» **Requirements**
Will you write out the data exactly, excluding every picture?

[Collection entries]
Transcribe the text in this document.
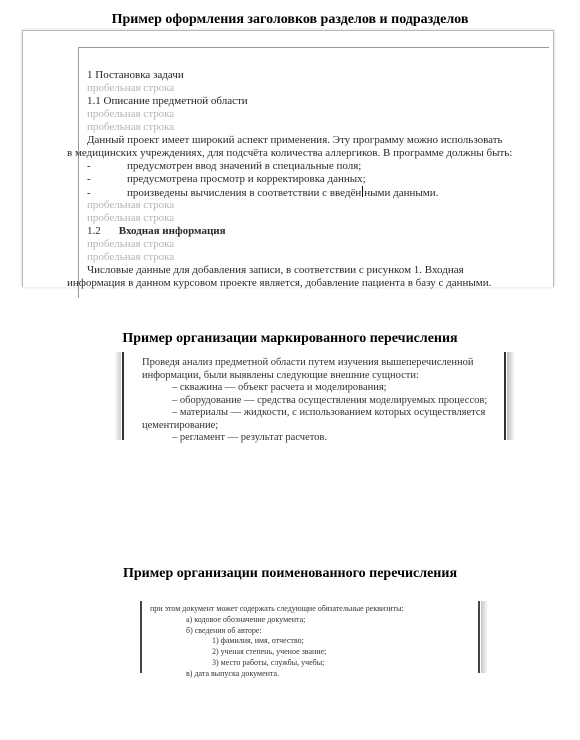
Пример оформления заголовков разделов и подразделов
1 Постановка задачи
пробельная строка
1.1 Описание предметной области
пробельная строка
пробельная строка
Данный проект имеет широкий аспект применения. Эту программу можно использовать
в медицинских учреждениях, для подсчёта количества аллергиков. В программе должны быть:
-	предусмотрен ввод значений в специальные поля;
-	предусмотрена просмотр и корректировка данных;
-	произведены вычисления в соответствии с введён ными данными.
пробельная строка
пробельная строка
1.2 Входная информация
пробельная строка
пробельная строка
Числовые данные для добавления записи, в соответствии с рисунком 1. Входная
информация в данном курсовом проекте является, добавление пациента в базу с данными.
Пример организации маркированного перечисления
Проведя анализ предметной области путем изучения вышеперечисленной
информации, были выявлены следующие внешние сущности:
– скважина — объект расчета и моделирования;
– оборудование — средства осуществления моделируемых процессов;
– материалы — жидкости, с использованием которых осуществляется
цементирование;
– регламент — результат расчетов.
Пример организации поименованного перечисления
при этом документ может содержать следующие обязательные реквизиты:
а) кодовое обозначение документа;
б) сведения об авторе:
1) фамилия, имя, отчество;
2) ученая степень, ученое звание;
3) место работы, службы, учебы;
в) дата выпуска документа.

» **Task result**
Transcribe the text in this document.
Пример оформления заголовков разделов и подразделов
1 Постановка задачи
пробельная строка
1.1 Описание предметной области
пробельная строка
пробельная строка
Данный проект имеет широкий аспект применения. Эту программу можно использовать
в медицинских учреждениях, для подсчёта количества аллергиков. В программе должны быть:
-	предусмотрен ввод значений в специальные поля;
-	предусмотрена просмотр и корректировка данных;
-	произведены вычисления в соответствии с введён ными данными.
пробельная строка
пробельная строка
1.2 Входная информация
пробельная строка
пробельная строка
Числовые данные для добавления записи, в соответствии с рисунком 1. Входная
информация в данном курсовом проекте является, добавление пациента в базу с данными.
Пример организации маркированного перечисления
Проведя анализ предметной области путем изучения вышеперечисленной
информации, были выявлены следующие внешние сущности:
– скважина — объект расчета и моделирования;
– оборудование — средства осуществления моделируемых процессов;
– материалы — жидкости, с использованием которых осуществляется
цементирование;
– регламент — результат расчетов.
Пример организации поименованного перечисления
при этом документ может содержать следующие обязательные реквизиты:
а) кодовое обозначение документа;
б) сведения об авторе:
1) фамилия, имя, отчество;
2) ученая степень, ученое звание;
3) место работы, службы, учебы;
в) дата выпуска документа.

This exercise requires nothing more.